▶ AIM
Search the material below for the word "from" and copy every line in which it occurs.

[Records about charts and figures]
>>>
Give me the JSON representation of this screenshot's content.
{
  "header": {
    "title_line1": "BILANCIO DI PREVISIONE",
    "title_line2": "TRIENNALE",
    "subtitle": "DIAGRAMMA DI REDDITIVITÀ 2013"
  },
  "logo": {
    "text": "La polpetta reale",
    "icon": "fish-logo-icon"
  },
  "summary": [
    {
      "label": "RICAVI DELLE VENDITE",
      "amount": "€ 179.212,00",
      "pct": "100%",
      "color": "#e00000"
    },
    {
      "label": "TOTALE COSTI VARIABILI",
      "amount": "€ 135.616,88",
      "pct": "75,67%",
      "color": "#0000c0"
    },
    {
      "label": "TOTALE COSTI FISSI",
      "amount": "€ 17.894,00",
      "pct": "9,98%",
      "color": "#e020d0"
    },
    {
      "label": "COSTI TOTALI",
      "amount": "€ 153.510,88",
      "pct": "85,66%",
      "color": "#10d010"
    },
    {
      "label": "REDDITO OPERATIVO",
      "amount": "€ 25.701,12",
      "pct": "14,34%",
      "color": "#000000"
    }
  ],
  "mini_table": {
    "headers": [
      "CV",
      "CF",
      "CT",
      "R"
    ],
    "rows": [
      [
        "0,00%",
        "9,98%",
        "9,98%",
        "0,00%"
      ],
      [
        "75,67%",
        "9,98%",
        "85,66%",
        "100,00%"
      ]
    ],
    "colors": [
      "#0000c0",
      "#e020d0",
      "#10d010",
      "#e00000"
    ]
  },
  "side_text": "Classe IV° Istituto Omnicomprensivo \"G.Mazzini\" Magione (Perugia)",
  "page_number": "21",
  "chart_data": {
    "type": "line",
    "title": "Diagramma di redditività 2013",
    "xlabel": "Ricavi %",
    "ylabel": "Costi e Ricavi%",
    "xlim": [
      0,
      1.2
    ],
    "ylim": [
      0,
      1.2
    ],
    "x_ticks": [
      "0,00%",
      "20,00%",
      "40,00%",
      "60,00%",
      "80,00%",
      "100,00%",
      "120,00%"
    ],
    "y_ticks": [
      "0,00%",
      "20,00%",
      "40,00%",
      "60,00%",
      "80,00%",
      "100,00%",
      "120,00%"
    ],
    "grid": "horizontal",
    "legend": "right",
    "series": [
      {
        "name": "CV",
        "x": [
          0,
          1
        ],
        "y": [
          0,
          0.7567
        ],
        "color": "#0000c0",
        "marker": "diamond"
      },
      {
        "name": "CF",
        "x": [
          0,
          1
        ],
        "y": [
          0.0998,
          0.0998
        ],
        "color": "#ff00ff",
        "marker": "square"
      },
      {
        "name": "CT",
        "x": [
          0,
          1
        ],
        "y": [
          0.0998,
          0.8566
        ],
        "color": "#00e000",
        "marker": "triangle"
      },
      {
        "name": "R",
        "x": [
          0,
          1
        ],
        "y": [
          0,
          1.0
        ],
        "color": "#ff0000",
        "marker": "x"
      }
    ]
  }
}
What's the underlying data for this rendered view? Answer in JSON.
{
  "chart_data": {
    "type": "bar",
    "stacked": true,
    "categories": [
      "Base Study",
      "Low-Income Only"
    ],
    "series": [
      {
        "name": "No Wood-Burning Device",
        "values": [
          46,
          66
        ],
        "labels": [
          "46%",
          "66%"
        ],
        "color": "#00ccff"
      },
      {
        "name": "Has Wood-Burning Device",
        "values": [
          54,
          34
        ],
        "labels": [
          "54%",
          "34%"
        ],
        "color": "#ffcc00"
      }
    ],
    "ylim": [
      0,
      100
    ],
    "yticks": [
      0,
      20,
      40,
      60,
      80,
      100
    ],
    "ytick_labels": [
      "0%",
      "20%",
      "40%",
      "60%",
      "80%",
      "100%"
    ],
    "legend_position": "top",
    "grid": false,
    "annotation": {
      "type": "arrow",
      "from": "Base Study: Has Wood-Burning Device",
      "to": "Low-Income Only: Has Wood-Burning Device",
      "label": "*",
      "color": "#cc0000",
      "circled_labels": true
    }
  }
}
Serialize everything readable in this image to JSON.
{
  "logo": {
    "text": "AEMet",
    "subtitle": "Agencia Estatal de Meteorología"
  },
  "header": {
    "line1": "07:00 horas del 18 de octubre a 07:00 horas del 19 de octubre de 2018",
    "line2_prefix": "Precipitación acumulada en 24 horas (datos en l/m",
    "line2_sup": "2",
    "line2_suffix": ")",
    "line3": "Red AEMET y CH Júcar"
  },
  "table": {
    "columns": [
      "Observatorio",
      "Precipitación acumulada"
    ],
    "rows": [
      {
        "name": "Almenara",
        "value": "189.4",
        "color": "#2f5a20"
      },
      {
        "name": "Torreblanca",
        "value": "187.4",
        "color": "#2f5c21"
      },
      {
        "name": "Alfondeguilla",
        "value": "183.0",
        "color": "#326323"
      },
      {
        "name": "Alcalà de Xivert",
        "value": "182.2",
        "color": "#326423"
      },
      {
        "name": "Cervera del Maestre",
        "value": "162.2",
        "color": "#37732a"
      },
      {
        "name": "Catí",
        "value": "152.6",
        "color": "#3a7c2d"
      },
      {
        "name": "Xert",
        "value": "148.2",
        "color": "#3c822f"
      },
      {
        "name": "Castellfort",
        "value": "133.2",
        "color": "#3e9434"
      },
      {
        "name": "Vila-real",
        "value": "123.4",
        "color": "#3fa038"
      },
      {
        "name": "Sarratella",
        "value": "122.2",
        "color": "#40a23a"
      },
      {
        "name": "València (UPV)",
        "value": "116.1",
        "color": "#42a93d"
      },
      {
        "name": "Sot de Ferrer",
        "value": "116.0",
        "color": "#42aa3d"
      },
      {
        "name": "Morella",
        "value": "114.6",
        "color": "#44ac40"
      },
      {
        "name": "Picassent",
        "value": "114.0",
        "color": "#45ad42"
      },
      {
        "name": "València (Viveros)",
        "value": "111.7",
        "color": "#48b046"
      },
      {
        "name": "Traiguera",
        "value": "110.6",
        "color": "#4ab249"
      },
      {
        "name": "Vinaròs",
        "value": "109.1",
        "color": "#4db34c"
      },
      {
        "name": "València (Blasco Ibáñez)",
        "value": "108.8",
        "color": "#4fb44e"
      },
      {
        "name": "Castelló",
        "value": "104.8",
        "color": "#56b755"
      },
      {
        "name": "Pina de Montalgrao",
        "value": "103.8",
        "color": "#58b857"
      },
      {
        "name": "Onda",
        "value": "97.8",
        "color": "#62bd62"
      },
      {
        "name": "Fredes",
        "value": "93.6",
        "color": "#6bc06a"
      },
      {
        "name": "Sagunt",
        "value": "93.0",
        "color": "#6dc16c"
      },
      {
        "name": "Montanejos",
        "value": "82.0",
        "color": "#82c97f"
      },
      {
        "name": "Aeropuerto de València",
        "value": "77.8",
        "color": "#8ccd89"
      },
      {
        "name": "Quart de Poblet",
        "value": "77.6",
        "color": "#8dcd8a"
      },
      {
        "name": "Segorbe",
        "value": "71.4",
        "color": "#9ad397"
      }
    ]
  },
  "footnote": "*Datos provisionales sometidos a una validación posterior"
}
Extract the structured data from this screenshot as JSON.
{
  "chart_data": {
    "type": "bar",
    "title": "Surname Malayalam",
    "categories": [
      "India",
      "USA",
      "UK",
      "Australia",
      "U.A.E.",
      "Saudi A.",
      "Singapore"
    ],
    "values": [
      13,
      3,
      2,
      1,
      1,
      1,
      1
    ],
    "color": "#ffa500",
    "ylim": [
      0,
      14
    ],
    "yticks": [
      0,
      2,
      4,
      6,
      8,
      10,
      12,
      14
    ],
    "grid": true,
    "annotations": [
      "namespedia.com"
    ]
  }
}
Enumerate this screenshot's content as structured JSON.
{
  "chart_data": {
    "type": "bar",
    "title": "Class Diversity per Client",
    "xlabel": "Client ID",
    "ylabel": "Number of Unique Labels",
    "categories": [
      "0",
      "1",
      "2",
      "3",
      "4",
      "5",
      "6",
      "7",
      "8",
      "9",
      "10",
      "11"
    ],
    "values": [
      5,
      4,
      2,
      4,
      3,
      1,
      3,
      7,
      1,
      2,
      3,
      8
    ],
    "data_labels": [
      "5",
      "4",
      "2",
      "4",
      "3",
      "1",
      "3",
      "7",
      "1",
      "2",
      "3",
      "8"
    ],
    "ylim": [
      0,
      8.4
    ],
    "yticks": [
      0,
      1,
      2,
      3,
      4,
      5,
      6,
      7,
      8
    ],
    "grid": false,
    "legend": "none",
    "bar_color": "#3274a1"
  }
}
<<<
▶ FINAL RESULT
      "from": "Base Study: Has Wood-Burning Device",
Extract the structured data from this screenshot as JSON.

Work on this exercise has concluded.